> PROVIDED DATA:
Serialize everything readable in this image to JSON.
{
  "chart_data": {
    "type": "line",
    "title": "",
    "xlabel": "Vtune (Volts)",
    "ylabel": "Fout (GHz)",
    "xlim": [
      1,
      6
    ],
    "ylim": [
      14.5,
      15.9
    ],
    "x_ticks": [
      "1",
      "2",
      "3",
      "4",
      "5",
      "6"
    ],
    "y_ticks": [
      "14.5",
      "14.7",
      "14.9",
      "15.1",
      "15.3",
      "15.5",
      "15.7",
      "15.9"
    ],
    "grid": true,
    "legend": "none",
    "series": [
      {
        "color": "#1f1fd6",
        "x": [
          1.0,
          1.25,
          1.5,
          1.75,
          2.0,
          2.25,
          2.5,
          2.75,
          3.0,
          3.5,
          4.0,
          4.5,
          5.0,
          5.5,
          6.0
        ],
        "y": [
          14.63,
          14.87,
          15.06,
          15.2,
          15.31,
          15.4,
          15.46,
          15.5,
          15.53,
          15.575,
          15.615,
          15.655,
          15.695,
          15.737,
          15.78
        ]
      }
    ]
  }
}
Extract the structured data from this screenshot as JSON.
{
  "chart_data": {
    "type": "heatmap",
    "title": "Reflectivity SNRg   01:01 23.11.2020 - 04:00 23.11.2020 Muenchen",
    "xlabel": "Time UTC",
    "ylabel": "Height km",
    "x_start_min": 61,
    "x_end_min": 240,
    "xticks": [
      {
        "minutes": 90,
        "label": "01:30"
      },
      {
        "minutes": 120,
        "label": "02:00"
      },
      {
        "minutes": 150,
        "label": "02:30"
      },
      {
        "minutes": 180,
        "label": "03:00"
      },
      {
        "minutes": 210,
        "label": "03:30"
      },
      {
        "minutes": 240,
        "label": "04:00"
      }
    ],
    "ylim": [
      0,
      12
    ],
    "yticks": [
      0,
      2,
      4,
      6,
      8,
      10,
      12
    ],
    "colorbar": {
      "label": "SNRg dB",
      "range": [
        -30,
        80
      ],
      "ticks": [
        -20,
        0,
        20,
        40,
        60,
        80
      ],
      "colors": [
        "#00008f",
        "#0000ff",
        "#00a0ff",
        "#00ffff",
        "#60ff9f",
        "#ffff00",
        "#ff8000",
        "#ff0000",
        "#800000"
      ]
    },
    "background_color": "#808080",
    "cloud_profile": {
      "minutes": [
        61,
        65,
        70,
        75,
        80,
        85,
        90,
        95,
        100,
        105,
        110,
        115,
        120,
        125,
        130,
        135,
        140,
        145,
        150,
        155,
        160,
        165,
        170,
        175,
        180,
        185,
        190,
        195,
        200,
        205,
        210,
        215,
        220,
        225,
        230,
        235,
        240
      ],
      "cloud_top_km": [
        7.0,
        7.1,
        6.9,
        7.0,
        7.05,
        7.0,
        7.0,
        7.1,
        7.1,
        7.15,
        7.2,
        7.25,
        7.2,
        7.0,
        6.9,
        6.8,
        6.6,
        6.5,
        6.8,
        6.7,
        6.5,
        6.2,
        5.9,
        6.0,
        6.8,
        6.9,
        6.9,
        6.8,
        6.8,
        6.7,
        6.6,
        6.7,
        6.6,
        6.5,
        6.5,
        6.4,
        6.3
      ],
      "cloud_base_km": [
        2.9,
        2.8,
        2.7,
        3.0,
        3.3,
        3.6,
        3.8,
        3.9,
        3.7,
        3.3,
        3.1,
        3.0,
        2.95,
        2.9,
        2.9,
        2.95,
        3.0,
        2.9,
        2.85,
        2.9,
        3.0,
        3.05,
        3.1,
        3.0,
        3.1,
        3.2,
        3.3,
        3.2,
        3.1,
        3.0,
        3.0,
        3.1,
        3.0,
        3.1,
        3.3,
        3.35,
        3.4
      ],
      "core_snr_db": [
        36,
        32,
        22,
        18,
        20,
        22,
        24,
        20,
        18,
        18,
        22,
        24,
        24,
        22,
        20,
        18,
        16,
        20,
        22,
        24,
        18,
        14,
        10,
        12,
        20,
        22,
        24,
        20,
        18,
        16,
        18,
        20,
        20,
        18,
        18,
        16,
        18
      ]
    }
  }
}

> REQUIRED TASK: Copy the entries above exactly, leaving none out.

> RESPONSE BELOW:
Serialize everything readable in this image to JSON.
{
  "chart_data": {
    "type": "line",
    "title": "",
    "xlabel": "Vtune (Volts)",
    "ylabel": "Fout (GHz)",
    "xlim": [
      1,
      6
    ],
    "ylim": [
      14.5,
      15.9
    ],
    "x_ticks": [
      "1",
      "2",
      "3",
      "4",
      "5",
      "6"
    ],
    "y_ticks": [
      "14.5",
      "14.7",
      "14.9",
      "15.1",
      "15.3",
      "15.5",
      "15.7",
      "15.9"
    ],
    "grid": true,
    "legend": "none",
    "series": [
      {
        "color": "#1f1fd6",
        "x": [
          1.0,
          1.25,
          1.5,
          1.75,
          2.0,
          2.25,
          2.5,
          2.75,
          3.0,
          3.5,
          4.0,
          4.5,
          5.0,
          5.5,
          6.0
        ],
        "y": [
          14.63,
          14.87,
          15.06,
          15.2,
          15.31,
          15.4,
          15.46,
          15.5,
          15.53,
          15.575,
          15.615,
          15.655,
          15.695,
          15.737,
          15.78
        ]
      }
    ]
  }
}
Extract the structured data from this screenshot as JSON.
{
  "chart_data": {
    "type": "heatmap",
    "title": "Reflectivity SNRg   01:01 23.11.2020 - 04:00 23.11.2020 Muenchen",
    "xlabel": "Time UTC",
    "ylabel": "Height km",
    "x_start_min": 61,
    "x_end_min": 240,
    "xticks": [
      {
        "minutes": 90,
        "label": "01:30"
      },
      {
        "minutes": 120,
        "label": "02:00"
      },
      {
        "minutes": 150,
        "label": "02:30"
      },
      {
        "minutes": 180,
        "label": "03:00"
      },
      {
        "minutes": 210,
        "label": "03:30"
      },
      {
        "minutes": 240,
        "label": "04:00"
      }
    ],
    "ylim": [
      0,
      12
    ],
    "yticks": [
      0,
      2,
      4,
      6,
      8,
      10,
      12
    ],
    "colorbar": {
      "label": "SNRg dB",
      "range": [
        -30,
        80
      ],
      "ticks": [
        -20,
        0,
        20,
        40,
        60,
        80
      ],
      "colors": [
        "#00008f",
        "#0000ff",
        "#00a0ff",
        "#00ffff",
        "#60ff9f",
        "#ffff00",
        "#ff8000",
        "#ff0000",
        "#800000"
      ]
    },
    "background_color": "#808080",
    "cloud_profile": {
      "minutes": [
        61,
        65,
        70,
        75,
        80,
        85,
        90,
        95,
        100,
        105,
        110,
        115,
        120,
        125,
        130,
        135,
        140,
        145,
        150,
        155,
        160,
        165,
        170,
        175,
        180,
        185,
        190,
        195,
        200,
        205,
        210,
        215,
        220,
        225,
        230,
        235,
        240
      ],
      "cloud_top_km": [
        7.0,
        7.1,
        6.9,
        7.0,
        7.05,
        7.0,
        7.0,
        7.1,
        7.1,
        7.15,
        7.2,
        7.25,
        7.2,
        7.0,
        6.9,
        6.8,
        6.6,
        6.5,
        6.8,
        6.7,
        6.5,
        6.2,
        5.9,
        6.0,
        6.8,
        6.9,
        6.9,
        6.8,
        6.8,
        6.7,
        6.6,
        6.7,
        6.6,
        6.5,
        6.5,
        6.4,
        6.3
      ],
      "cloud_base_km": [
        2.9,
        2.8,
        2.7,
        3.0,
        3.3,
        3.6,
        3.8,
        3.9,
        3.7,
        3.3,
        3.1,
        3.0,
        2.95,
        2.9,
        2.9,
        2.95,
        3.0,
        2.9,
        2.85,
        2.9,
        3.0,
        3.05,
        3.1,
        3.0,
        3.1,
        3.2,
        3.3,
        3.2,
        3.1,
        3.0,
        3.0,
        3.1,
        3.0,
        3.1,
        3.3,
        3.35,
        3.4
      ],
      "core_snr_db": [
        36,
        32,
        22,
        18,
        20,
        22,
        24,
        20,
        18,
        18,
        22,
        24,
        24,
        22,
        20,
        18,
        16,
        20,
        22,
        24,
        18,
        14,
        10,
        12,
        20,
        22,
        24,
        20,
        18,
        16,
        18,
        20,
        20,
        18,
        18,
        16,
        18
      ]
    }
  }
}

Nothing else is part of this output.